Exercise instructions: From the entries that follow, pick out all lines holding "identyfikacje".

### Data

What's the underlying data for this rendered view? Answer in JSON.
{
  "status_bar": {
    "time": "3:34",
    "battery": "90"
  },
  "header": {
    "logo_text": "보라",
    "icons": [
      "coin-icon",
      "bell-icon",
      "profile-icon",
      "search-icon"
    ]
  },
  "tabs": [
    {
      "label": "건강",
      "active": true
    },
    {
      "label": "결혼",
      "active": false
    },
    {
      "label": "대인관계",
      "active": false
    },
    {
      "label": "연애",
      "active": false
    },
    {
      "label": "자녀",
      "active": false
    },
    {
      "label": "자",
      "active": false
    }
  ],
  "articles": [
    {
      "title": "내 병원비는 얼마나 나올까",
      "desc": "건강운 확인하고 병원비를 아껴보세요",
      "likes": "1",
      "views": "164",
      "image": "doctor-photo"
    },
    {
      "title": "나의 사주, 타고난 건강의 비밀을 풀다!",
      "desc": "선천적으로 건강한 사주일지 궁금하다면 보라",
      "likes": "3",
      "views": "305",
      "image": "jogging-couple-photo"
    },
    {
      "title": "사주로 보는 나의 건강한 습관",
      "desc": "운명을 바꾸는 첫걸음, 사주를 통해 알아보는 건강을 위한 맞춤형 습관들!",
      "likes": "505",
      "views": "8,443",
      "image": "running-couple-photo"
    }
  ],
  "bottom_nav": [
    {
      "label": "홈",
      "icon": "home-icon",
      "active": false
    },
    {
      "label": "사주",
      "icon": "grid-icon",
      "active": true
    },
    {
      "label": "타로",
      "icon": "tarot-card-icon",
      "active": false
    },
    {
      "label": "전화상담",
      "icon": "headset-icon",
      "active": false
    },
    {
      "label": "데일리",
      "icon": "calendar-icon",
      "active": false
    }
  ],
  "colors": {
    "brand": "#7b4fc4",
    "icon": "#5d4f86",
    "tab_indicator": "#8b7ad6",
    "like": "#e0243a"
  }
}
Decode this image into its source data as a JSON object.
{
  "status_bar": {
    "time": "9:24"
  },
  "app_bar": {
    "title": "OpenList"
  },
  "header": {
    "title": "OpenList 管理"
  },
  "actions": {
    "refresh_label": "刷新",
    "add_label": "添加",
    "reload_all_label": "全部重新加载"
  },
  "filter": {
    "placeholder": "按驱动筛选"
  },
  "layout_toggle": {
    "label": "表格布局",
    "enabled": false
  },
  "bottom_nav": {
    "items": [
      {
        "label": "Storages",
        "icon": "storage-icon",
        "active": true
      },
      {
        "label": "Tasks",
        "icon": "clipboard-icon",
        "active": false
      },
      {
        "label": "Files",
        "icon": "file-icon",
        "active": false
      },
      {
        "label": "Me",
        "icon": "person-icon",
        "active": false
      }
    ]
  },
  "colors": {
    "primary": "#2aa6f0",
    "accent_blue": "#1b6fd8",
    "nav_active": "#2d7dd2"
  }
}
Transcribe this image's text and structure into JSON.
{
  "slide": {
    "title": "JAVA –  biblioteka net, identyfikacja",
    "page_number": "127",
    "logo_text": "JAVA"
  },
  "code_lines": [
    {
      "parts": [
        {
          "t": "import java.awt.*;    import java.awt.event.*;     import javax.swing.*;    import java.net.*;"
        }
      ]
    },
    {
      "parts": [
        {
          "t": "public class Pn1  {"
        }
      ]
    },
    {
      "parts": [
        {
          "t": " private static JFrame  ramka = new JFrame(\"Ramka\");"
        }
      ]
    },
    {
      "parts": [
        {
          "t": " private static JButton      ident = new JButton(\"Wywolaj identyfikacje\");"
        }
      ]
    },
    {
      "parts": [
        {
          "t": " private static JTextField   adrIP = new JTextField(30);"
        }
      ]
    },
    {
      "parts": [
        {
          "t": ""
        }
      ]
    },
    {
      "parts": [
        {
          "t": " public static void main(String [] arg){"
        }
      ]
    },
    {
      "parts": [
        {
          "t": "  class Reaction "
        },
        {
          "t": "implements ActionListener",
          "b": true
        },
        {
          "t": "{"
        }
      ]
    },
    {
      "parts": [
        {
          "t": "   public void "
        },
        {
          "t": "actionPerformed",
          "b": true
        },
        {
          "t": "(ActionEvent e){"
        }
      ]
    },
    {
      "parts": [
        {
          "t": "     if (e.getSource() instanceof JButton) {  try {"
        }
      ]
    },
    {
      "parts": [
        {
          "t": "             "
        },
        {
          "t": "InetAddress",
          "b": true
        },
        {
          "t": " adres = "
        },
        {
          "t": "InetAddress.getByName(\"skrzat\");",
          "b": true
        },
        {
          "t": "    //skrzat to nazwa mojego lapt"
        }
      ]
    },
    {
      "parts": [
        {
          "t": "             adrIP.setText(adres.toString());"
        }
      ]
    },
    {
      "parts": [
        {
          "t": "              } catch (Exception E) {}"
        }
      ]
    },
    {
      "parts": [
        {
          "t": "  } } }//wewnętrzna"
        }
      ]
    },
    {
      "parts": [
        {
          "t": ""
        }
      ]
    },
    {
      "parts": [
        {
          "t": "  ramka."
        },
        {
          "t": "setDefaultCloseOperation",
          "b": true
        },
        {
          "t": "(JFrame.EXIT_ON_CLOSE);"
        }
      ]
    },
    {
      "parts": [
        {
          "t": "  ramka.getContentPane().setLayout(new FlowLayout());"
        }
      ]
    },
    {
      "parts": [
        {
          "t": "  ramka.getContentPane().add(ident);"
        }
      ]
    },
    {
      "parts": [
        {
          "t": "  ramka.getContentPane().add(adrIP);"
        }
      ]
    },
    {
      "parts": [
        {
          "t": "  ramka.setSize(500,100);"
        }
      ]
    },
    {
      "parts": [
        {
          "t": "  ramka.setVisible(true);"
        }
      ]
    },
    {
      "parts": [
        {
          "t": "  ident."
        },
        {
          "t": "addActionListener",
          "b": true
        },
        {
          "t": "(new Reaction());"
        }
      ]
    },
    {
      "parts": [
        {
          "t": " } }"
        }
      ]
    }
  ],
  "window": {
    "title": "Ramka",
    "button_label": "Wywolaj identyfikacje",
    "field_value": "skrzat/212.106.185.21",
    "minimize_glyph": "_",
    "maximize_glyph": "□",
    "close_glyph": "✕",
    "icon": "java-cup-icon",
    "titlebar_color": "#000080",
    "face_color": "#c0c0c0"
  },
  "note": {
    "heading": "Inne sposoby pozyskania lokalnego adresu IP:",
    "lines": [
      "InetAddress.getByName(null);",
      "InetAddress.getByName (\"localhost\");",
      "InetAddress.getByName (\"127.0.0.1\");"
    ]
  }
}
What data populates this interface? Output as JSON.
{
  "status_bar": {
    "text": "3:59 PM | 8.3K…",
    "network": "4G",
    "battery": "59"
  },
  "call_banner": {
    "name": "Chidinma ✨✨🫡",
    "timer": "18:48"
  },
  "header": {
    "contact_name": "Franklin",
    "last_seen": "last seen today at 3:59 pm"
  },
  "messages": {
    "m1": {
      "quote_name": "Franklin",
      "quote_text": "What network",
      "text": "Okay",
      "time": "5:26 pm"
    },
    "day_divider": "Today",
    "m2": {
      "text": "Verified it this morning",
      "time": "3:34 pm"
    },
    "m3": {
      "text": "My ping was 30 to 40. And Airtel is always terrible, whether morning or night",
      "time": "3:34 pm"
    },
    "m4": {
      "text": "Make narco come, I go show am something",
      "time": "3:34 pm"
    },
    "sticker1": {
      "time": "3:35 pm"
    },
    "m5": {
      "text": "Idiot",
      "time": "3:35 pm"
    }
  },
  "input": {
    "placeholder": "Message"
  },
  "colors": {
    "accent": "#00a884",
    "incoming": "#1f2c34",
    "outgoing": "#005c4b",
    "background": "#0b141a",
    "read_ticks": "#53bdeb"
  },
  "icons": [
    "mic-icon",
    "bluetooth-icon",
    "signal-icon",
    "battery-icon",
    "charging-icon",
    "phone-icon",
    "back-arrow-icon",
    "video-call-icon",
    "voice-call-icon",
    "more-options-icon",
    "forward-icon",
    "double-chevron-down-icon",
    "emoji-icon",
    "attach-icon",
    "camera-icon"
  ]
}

######

Result of the exercise:
          "t": " private static JButton      ident = new JButton(\"Wywolaj identyfikacje\");"
    "button_label": "Wywolaj identyfikacje",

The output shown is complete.